- _DIRECTION_
Write out the whole listing exactly as it stands.

Entries with figure data
────────────────────────────────────────

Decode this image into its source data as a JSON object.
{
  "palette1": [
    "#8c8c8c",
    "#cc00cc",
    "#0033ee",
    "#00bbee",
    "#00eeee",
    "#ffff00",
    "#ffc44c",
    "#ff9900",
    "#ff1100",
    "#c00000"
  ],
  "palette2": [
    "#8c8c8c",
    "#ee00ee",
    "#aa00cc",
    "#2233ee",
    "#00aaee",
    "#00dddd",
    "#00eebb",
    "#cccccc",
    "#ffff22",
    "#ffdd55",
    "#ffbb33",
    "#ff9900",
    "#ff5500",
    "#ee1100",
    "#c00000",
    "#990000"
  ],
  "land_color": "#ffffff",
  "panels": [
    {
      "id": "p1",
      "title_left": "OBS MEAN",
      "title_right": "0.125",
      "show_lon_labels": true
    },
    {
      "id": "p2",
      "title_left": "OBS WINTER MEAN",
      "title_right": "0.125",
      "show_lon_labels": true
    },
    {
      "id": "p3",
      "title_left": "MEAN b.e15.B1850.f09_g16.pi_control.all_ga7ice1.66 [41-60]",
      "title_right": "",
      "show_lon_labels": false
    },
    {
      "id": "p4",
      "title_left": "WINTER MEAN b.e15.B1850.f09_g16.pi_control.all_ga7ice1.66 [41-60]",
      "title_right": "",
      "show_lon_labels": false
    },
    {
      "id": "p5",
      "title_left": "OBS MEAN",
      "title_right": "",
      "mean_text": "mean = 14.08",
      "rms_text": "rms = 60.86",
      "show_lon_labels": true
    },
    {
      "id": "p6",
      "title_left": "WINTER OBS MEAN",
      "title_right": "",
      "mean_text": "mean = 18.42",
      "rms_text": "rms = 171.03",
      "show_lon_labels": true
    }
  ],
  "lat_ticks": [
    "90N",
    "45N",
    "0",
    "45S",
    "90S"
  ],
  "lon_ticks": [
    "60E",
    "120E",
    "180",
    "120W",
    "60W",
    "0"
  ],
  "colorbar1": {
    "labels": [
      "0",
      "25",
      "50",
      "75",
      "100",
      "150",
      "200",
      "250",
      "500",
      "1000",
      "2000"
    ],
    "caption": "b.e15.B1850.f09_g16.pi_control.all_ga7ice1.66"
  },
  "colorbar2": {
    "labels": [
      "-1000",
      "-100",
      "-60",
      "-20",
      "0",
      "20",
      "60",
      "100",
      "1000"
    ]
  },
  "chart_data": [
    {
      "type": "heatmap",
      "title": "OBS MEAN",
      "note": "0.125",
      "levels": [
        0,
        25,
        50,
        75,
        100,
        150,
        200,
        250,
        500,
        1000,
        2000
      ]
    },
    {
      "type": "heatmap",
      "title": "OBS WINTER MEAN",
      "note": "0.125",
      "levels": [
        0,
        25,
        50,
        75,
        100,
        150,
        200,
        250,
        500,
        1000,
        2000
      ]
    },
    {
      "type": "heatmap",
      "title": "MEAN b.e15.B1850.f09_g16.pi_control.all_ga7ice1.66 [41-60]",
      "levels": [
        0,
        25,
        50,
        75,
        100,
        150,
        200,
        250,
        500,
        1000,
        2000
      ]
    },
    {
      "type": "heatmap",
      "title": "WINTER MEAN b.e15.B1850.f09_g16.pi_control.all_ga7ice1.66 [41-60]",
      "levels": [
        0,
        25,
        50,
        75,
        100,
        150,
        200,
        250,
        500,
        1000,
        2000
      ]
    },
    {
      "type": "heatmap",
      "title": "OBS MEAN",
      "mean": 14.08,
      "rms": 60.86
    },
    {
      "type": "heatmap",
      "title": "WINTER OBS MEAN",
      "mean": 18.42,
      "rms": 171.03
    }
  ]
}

────────────────────────────────────────

- _CORRECT RESULT_
Decode this image into its source data as a JSON object.
{
  "palette1": [
    "#8c8c8c",
    "#cc00cc",
    "#0033ee",
    "#00bbee",
    "#00eeee",
    "#ffff00",
    "#ffc44c",
    "#ff9900",
    "#ff1100",
    "#c00000"
  ],
  "palette2": [
    "#8c8c8c",
    "#ee00ee",
    "#aa00cc",
    "#2233ee",
    "#00aaee",
    "#00dddd",
    "#00eebb",
    "#cccccc",
    "#ffff22",
    "#ffdd55",
    "#ffbb33",
    "#ff9900",
    "#ff5500",
    "#ee1100",
    "#c00000",
    "#990000"
  ],
  "land_color": "#ffffff",
  "panels": [
    {
      "id": "p1",
      "title_left": "OBS MEAN",
      "title_right": "0.125",
      "show_lon_labels": true
    },
    {
      "id": "p2",
      "title_left": "OBS WINTER MEAN",
      "title_right": "0.125",
      "show_lon_labels": true
    },
    {
      "id": "p3",
      "title_left": "MEAN b.e15.B1850.f09_g16.pi_control.all_ga7ice1.66 [41-60]",
      "title_right": "",
      "show_lon_labels": false
    },
    {
      "id": "p4",
      "title_left": "WINTER MEAN b.e15.B1850.f09_g16.pi_control.all_ga7ice1.66 [41-60]",
      "title_right": "",
      "show_lon_labels": false
    },
    {
      "id": "p5",
      "title_left": "OBS MEAN",
      "title_right": "",
      "mean_text": "mean = 14.08",
      "rms_text": "rms = 60.86",
      "show_lon_labels": true
    },
    {
      "id": "p6",
      "title_left": "WINTER OBS MEAN",
      "title_right": "",
      "mean_text": "mean = 18.42",
      "rms_text": "rms = 171.03",
      "show_lon_labels": true
    }
  ],
  "lat_ticks": [
    "90N",
    "45N",
    "0",
    "45S",
    "90S"
  ],
  "lon_ticks": [
    "60E",
    "120E",
    "180",
    "120W",
    "60W",
    "0"
  ],
  "colorbar1": {
    "labels": [
      "0",
      "25",
      "50",
      "75",
      "100",
      "150",
      "200",
      "250",
      "500",
      "1000",
      "2000"
    ],
    "caption": "b.e15.B1850.f09_g16.pi_control.all_ga7ice1.66"
  },
  "colorbar2": {
    "labels": [
      "-1000",
      "-100",
      "-60",
      "-20",
      "0",
      "20",
      "60",
      "100",
      "1000"
    ]
  },
  "chart_data": [
    {
      "type": "heatmap",
      "title": "OBS MEAN",
      "note": "0.125",
      "levels": [
        0,
        25,
        50,
        75,
        100,
        150,
        200,
        250,
        500,
        1000,
        2000
      ]
    },
    {
      "type": "heatmap",
      "title": "OBS WINTER MEAN",
      "note": "0.125",
      "levels": [
        0,
        25,
        50,
        75,
        100,
        150,
        200,
        250,
        500,
        1000,
        2000
      ]
    },
    {
      "type": "heatmap",
      "title": "MEAN b.e15.B1850.f09_g16.pi_control.all_ga7ice1.66 [41-60]",
      "levels": [
        0,
        25,
        50,
        75,
        100,
        150,
        200,
        250,
        500,
        1000,
        2000
      ]
    },
    {
      "type": "heatmap",
      "title": "WINTER MEAN b.e15.B1850.f09_g16.pi_control.all_ga7ice1.66 [41-60]",
      "levels": [
        0,
        25,
        50,
        75,
        100,
        150,
        200,
        250,
        500,
        1000,
        2000
      ]
    },
    {
      "type": "heatmap",
      "title": "OBS MEAN",
      "mean": 14.08,
      "rms": 60.86
    },
    {
      "type": "heatmap",
      "title": "WINTER OBS MEAN",
      "mean": 18.42,
      "rms": 171.03
    }
  ]
}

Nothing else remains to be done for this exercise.